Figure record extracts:
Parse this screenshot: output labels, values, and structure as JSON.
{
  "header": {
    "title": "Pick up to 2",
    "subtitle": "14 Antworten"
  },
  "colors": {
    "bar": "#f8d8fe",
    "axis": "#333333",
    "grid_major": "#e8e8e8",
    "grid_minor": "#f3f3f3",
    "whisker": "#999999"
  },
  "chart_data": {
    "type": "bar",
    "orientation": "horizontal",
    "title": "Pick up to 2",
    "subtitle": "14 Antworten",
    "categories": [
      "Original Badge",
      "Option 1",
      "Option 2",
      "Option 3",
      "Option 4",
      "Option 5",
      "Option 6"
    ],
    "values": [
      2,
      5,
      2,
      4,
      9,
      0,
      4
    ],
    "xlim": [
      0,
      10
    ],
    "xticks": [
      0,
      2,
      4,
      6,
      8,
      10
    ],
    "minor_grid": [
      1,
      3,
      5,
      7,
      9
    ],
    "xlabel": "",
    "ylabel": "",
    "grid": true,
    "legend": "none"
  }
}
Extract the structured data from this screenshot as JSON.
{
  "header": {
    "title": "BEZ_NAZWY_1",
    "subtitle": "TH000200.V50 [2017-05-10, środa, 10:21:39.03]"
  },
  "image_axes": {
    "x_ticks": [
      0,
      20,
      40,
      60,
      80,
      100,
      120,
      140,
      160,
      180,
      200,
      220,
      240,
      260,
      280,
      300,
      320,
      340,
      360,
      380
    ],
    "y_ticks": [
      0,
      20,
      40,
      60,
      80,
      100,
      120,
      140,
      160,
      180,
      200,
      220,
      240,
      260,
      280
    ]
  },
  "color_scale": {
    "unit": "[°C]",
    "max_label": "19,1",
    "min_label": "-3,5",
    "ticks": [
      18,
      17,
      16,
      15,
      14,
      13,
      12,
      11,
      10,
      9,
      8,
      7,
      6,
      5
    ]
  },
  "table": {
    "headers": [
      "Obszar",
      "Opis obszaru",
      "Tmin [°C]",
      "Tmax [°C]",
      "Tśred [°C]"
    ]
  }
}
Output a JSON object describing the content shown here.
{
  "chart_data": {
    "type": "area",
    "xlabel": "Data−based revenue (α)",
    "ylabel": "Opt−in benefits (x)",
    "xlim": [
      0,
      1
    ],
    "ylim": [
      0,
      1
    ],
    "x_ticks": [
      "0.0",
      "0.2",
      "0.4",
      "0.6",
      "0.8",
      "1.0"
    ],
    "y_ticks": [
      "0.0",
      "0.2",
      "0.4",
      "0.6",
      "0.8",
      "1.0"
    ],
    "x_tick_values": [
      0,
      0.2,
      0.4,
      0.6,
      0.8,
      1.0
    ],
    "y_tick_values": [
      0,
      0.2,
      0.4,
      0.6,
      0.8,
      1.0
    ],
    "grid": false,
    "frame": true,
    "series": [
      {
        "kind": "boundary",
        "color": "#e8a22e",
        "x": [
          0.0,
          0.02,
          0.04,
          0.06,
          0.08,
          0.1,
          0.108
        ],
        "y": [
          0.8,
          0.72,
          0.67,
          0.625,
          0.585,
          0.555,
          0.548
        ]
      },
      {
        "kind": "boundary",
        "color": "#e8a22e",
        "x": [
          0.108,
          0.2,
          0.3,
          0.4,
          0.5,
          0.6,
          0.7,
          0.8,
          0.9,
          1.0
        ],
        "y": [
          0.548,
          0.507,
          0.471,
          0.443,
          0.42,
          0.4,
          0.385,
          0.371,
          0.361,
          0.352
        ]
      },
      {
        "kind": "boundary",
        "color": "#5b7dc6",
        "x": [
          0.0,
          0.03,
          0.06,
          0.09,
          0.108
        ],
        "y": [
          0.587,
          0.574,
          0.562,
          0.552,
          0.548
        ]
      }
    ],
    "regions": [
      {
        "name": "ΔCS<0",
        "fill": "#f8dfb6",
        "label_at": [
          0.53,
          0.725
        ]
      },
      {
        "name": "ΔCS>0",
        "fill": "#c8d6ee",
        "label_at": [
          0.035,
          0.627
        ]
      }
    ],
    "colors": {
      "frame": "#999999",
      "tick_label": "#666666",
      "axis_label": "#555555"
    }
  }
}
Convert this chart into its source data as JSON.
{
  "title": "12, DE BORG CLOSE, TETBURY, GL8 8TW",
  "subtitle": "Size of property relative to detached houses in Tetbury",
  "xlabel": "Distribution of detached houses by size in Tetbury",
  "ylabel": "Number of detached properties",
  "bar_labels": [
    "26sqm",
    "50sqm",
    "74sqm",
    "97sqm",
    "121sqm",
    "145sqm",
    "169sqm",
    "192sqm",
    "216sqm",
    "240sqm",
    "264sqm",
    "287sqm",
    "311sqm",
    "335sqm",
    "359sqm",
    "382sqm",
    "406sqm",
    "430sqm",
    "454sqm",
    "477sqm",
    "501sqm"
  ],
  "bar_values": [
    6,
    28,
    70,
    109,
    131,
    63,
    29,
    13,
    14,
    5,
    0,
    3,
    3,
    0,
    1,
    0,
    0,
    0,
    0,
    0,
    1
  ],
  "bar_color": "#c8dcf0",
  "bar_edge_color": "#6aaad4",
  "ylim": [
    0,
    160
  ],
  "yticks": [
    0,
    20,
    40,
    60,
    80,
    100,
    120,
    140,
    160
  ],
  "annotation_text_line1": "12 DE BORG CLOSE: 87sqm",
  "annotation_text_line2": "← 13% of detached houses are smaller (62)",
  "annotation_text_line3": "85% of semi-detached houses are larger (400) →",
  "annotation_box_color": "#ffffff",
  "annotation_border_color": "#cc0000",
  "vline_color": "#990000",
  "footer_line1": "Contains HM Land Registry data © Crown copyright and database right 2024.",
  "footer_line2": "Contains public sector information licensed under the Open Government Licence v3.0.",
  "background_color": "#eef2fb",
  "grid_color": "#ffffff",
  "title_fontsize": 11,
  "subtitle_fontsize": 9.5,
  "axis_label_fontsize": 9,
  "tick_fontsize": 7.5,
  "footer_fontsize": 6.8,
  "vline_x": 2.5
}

What the task asks: Extract from the material all lines containing the string "Antworten".

The result:
    "subtitle": "14 Antworten"
    "subtitle": "14 Antworten",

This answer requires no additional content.